• GIVEN INSTRUCTION
Count only the lines of the records that hold "Kiruna", then give the number without any other words.

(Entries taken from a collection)
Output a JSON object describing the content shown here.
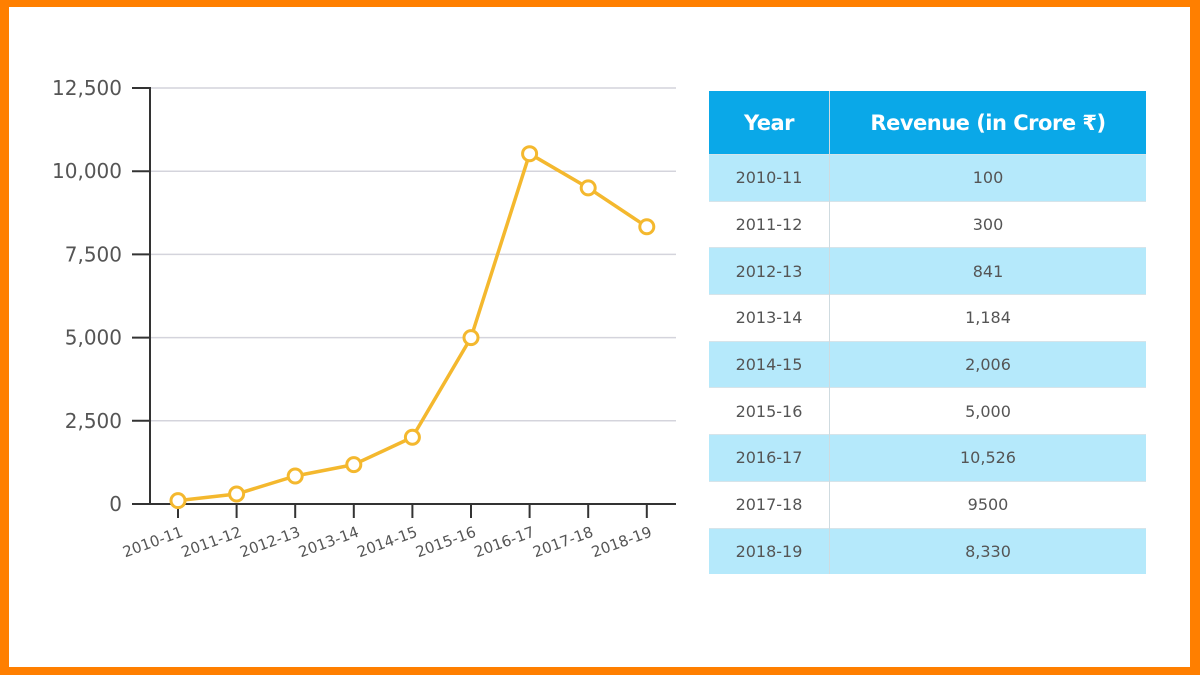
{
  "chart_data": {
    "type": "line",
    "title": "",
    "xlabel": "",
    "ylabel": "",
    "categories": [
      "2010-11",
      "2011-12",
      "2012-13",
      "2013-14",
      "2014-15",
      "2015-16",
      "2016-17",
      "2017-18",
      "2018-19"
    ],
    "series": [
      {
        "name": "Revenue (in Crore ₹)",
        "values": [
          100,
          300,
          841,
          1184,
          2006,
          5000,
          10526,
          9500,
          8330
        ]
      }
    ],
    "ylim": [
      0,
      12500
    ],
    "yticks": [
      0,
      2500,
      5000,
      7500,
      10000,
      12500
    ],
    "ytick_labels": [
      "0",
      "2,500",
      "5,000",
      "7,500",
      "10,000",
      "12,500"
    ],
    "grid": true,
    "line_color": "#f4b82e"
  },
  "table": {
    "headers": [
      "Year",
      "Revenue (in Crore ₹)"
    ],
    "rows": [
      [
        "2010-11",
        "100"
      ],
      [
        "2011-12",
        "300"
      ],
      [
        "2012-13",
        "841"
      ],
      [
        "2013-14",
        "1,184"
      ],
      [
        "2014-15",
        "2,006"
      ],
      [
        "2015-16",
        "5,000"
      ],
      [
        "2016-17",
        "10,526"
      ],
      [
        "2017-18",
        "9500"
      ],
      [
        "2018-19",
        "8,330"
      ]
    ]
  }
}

==

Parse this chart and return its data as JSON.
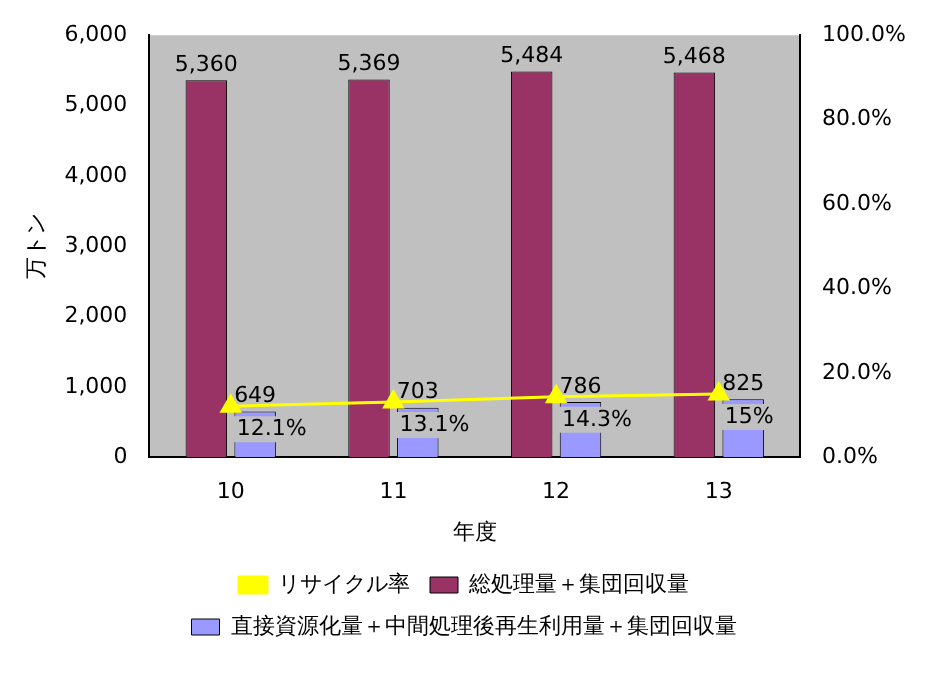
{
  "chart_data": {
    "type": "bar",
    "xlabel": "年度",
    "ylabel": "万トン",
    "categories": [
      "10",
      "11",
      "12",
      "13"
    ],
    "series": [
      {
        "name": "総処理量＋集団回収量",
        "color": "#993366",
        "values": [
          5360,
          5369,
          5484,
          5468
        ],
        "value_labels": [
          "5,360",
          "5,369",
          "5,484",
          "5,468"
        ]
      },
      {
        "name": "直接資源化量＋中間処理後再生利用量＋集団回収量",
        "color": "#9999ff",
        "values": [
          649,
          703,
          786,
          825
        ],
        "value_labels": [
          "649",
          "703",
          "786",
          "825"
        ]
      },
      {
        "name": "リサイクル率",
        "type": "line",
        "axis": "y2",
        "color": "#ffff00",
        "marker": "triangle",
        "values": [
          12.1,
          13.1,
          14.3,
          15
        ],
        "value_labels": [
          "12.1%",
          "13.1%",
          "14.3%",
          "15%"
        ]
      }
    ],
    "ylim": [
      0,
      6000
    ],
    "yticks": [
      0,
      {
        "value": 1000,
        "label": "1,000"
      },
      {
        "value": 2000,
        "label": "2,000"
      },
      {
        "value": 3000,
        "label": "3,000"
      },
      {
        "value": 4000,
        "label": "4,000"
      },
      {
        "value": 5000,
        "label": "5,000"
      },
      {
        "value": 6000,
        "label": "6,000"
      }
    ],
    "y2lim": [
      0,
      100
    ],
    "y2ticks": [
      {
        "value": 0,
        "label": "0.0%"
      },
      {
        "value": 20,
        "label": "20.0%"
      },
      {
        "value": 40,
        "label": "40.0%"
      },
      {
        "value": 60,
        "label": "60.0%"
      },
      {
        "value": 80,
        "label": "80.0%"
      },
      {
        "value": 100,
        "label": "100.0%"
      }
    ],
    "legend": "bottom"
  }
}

==

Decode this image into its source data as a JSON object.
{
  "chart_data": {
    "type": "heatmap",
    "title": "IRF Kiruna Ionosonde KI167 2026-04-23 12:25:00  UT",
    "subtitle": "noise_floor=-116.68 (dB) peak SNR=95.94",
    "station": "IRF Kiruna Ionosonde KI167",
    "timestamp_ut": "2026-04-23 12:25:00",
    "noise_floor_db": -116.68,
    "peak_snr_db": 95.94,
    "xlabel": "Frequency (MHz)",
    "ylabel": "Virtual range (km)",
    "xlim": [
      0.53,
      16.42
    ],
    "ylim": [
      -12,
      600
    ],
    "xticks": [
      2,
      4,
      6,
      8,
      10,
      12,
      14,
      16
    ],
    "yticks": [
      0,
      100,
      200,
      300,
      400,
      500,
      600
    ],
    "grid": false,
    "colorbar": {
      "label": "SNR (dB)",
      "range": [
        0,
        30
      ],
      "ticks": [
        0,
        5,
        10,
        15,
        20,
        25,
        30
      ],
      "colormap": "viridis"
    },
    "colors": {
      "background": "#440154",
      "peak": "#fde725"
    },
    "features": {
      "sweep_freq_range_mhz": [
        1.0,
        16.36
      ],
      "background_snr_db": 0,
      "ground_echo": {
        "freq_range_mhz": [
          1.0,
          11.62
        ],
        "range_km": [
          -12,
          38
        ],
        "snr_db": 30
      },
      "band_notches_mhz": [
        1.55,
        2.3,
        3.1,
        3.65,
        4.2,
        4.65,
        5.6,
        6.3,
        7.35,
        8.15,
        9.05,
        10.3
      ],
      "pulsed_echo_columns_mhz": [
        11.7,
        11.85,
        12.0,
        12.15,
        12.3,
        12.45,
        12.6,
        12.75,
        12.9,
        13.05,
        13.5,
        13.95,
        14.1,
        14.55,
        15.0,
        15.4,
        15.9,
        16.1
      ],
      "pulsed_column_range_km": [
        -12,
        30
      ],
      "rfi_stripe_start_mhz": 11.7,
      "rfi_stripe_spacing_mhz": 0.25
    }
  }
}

• WRITTEN RESPONSE
2